-- The problem --
Single out the lines of the material that contain "获得安全工程" and copy them.

_____

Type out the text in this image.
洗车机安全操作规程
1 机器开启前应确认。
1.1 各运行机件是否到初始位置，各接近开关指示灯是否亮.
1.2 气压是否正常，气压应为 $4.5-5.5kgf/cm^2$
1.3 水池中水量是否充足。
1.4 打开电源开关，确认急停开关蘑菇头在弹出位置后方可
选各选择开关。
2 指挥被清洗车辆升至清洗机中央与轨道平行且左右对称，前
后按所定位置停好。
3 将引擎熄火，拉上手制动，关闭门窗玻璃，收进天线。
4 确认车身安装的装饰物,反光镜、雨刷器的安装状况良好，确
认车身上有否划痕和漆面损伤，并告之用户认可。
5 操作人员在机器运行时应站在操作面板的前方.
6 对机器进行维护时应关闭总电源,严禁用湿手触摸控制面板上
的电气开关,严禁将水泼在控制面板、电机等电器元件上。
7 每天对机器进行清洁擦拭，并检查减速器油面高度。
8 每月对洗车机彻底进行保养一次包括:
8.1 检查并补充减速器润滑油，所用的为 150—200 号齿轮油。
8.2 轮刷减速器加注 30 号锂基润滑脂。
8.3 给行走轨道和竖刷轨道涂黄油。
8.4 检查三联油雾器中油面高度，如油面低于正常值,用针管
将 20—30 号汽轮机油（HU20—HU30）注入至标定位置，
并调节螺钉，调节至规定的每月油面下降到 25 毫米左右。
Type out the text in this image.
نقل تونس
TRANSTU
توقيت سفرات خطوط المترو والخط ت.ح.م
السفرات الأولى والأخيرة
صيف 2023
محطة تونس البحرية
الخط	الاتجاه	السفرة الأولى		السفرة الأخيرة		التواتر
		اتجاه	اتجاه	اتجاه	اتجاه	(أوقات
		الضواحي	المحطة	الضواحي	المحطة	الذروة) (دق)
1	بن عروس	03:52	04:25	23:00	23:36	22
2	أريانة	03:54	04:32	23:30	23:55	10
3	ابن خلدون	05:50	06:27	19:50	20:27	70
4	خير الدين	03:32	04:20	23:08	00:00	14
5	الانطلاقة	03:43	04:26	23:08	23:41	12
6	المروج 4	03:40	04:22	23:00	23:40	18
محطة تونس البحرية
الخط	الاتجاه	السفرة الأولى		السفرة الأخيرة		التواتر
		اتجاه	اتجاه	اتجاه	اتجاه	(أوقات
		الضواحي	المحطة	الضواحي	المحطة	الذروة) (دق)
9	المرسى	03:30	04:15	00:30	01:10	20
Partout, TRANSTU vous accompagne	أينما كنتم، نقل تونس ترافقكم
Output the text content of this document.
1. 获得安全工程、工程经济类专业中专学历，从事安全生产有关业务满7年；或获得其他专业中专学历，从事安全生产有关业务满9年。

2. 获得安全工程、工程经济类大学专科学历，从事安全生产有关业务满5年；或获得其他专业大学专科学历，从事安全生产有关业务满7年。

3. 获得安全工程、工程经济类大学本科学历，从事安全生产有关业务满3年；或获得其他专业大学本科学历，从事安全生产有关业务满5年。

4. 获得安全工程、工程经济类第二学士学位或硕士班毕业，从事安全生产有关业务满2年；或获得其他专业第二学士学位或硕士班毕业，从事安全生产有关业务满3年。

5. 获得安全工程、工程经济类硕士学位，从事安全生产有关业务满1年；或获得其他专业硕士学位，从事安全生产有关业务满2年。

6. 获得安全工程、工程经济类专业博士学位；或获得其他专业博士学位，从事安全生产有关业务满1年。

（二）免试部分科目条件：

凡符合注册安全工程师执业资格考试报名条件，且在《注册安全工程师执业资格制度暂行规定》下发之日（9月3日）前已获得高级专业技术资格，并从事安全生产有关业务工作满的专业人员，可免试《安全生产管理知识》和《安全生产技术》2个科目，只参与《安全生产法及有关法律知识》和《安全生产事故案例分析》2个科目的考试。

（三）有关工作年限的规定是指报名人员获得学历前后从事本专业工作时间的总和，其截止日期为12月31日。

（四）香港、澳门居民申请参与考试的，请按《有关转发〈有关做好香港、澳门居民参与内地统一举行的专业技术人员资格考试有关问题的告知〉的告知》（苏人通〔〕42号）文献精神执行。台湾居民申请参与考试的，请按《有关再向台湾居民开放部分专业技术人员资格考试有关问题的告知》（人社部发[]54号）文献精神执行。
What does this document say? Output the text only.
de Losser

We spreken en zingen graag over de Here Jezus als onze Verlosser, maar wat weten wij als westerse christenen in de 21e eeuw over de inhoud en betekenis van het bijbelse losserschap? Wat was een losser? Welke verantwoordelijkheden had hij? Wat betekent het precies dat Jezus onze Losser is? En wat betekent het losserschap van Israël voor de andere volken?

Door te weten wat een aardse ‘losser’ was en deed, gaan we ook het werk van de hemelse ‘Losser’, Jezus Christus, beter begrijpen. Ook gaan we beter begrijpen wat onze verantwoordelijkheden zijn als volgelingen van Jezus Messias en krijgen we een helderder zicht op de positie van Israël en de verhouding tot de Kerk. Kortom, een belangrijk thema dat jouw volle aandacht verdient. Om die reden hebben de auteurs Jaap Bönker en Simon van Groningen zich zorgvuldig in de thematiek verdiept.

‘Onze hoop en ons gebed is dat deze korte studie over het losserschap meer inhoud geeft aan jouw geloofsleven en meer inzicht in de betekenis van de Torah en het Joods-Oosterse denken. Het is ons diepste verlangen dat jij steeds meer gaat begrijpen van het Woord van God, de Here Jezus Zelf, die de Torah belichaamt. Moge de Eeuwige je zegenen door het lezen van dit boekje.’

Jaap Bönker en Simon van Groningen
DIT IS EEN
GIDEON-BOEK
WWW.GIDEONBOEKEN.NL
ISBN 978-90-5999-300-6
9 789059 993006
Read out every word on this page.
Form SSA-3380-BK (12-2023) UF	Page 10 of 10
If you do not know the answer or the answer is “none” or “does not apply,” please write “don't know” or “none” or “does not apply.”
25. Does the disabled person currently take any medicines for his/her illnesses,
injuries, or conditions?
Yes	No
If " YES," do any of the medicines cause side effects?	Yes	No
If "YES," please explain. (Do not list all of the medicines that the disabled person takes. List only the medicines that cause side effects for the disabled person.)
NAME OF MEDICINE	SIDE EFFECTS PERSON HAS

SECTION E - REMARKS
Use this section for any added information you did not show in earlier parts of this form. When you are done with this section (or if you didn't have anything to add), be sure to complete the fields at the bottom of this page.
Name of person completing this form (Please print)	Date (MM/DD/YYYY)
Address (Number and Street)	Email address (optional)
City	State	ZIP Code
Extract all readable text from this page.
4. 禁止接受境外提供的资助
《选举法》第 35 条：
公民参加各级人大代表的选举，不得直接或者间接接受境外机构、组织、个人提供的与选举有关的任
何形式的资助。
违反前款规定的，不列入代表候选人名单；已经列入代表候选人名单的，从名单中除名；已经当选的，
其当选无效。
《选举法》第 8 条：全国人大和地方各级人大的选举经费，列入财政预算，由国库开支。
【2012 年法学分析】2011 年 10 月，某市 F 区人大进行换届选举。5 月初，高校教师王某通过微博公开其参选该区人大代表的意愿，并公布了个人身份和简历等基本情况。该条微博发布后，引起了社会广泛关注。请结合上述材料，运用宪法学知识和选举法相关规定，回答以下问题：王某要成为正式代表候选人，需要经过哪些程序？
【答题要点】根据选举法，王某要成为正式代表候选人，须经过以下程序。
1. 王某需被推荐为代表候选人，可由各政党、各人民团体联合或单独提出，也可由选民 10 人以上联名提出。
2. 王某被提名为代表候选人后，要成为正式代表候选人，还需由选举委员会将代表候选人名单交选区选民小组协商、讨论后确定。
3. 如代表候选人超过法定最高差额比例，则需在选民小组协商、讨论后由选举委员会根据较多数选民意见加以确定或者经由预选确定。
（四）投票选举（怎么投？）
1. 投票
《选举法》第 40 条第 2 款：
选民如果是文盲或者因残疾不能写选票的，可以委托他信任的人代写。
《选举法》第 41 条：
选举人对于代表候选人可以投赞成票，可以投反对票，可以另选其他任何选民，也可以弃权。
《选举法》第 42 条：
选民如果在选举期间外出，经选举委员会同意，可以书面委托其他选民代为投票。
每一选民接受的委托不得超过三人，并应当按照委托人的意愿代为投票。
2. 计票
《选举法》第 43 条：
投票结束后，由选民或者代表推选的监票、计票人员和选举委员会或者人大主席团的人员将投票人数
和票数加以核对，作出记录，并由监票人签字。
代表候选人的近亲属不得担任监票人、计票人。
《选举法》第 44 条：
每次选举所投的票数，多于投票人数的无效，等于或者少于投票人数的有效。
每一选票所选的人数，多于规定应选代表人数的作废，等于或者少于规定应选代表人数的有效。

_____

-- Exercise answer --
1. 获得安全工程、工程经济类专业中专学历，从事安全生产有关业务满7年；或获得其他专业中专学历，从事安全生产有关业务满9年。
2. 获得安全工程、工程经济类大学专科学历，从事安全生产有关业务满5年；或获得其他专业大学专科学历，从事安全生产有关业务满7年。
3. 获得安全工程、工程经济类大学本科学历，从事安全生产有关业务满3年；或获得其他专业大学本科学历，从事安全生产有关业务满5年。
4. 获得安全工程、工程经济类第二学士学位或硕士班毕业，从事安全生产有关业务满2年；或获得其他专业第二学士学位或硕士班毕业，从事安全生产有关业务满3年。
5. 获得安全工程、工程经济类硕士学位，从事安全生产有关业务满1年；或获得其他专业硕士学位，从事安全生产有关业务满2年。
6. 获得安全工程、工程经济类专业博士学位；或获得其他专业博士学位，从事安全生产有关业务满1年。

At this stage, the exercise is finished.